Entries with figure data:
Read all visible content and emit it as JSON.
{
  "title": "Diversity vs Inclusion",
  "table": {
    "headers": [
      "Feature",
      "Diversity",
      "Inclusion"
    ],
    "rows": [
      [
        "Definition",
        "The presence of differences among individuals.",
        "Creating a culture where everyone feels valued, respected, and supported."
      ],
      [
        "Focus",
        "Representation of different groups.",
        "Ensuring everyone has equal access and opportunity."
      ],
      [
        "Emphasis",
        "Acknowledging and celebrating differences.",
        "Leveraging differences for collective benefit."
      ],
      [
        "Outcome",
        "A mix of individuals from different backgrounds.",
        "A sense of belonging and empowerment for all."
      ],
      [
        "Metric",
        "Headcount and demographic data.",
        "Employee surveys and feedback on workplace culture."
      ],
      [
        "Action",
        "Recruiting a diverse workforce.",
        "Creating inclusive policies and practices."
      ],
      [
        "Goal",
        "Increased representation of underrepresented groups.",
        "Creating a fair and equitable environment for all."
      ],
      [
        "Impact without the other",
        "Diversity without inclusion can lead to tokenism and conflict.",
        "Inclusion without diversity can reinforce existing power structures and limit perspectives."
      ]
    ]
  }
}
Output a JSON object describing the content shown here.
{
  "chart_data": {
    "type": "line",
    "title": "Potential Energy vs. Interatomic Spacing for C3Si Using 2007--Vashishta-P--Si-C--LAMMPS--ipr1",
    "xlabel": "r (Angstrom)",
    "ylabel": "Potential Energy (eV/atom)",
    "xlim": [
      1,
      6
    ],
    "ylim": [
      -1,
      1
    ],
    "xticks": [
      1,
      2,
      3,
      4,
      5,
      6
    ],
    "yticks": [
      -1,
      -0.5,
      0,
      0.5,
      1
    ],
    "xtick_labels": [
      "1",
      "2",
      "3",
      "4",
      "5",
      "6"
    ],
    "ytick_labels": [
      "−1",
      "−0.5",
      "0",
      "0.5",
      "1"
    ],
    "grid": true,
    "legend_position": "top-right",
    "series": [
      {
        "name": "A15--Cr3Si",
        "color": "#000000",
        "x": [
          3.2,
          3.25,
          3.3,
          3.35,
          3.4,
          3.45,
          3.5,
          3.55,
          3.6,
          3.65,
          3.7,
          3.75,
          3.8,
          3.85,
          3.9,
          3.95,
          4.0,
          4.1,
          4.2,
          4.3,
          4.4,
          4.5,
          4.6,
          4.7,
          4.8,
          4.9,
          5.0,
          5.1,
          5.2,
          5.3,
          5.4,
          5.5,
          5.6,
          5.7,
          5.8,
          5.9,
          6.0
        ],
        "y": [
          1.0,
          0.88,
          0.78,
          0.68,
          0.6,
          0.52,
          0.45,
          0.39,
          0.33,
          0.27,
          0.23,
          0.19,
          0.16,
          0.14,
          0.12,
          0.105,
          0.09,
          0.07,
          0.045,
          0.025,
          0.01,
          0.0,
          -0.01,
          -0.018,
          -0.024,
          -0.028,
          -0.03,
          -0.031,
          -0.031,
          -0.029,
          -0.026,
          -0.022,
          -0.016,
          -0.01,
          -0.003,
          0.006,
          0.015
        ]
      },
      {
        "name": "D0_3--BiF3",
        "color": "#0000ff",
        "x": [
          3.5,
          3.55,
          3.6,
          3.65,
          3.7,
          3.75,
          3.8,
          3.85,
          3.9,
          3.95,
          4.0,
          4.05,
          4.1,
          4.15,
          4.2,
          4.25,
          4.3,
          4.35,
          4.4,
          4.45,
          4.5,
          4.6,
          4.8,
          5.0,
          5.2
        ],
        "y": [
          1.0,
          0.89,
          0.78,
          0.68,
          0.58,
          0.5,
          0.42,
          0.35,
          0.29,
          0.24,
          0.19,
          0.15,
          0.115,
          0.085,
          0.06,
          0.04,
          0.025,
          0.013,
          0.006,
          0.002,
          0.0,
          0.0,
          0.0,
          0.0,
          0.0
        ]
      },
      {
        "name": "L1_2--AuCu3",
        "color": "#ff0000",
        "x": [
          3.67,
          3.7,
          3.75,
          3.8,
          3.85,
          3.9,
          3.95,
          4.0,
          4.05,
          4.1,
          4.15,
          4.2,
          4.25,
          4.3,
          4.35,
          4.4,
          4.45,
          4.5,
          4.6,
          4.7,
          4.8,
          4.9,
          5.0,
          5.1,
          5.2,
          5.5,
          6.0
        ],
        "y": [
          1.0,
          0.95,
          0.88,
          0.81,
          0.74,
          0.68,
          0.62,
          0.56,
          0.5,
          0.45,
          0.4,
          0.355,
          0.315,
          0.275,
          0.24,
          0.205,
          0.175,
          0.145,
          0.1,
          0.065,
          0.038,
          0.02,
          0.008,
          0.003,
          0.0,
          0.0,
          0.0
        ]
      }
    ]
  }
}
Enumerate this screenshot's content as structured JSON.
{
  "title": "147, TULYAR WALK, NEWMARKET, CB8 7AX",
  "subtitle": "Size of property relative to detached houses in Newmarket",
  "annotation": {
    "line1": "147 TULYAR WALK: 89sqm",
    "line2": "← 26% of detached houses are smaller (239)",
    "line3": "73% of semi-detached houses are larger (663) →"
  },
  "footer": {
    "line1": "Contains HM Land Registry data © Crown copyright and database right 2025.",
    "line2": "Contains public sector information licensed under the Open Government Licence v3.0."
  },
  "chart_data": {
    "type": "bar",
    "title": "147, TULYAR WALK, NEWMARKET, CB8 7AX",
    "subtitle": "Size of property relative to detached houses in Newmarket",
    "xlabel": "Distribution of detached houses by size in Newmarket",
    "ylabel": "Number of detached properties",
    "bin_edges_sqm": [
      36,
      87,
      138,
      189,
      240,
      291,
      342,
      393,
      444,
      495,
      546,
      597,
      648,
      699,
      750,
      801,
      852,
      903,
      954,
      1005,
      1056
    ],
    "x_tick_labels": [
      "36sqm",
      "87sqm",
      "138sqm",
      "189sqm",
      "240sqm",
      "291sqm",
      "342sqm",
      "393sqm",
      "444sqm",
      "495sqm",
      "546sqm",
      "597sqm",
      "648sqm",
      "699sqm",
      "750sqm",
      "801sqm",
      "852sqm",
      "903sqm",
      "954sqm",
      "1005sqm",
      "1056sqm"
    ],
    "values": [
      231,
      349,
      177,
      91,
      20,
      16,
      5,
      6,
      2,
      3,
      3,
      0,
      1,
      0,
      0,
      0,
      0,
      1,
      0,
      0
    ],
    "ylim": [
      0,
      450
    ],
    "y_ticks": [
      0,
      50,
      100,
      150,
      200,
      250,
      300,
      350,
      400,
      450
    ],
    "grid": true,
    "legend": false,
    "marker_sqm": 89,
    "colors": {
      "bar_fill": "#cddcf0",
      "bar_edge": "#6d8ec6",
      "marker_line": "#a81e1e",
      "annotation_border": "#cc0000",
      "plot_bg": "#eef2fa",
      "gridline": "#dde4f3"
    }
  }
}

Aim |
Find all lines where the word "detached" appears. Copy them.

Result |
  "subtitle": "Size of property relative to detached houses in Newmarket",
    "line2": "← 26% of detached houses are smaller (239)",
    "line3": "73% of semi-detached houses are larger (663) →"
    "subtitle": "Size of property relative to detached houses in Newmarket",
    "xlabel": "Distribution of detached houses by size in Newmarket",
    "ylabel": "Number of detached properties",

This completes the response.